Exercise prompt:
Copy each line of the data below with the word "color".

Recorded data:
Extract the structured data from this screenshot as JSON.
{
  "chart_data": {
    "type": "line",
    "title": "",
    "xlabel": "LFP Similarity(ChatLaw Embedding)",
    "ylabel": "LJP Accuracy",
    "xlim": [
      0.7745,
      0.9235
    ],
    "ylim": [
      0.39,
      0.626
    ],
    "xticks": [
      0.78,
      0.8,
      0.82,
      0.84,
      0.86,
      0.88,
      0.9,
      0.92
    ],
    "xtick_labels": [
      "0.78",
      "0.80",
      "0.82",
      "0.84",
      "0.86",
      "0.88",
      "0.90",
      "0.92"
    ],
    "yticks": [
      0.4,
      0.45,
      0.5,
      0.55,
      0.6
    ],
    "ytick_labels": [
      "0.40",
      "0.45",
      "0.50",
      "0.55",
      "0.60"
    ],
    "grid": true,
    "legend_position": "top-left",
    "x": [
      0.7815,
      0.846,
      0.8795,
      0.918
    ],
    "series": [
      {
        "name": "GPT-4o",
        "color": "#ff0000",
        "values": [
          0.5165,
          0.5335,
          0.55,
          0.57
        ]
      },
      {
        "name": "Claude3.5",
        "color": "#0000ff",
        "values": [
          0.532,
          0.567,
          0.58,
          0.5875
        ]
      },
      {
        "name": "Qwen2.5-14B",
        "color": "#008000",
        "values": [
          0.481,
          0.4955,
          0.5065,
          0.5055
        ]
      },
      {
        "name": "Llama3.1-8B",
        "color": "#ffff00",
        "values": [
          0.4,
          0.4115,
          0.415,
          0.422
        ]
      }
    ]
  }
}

Answer in full:
        "color": "#ff0000",
        "color": "#0000ff",
        "color": "#008000",
        "color": "#ffff00",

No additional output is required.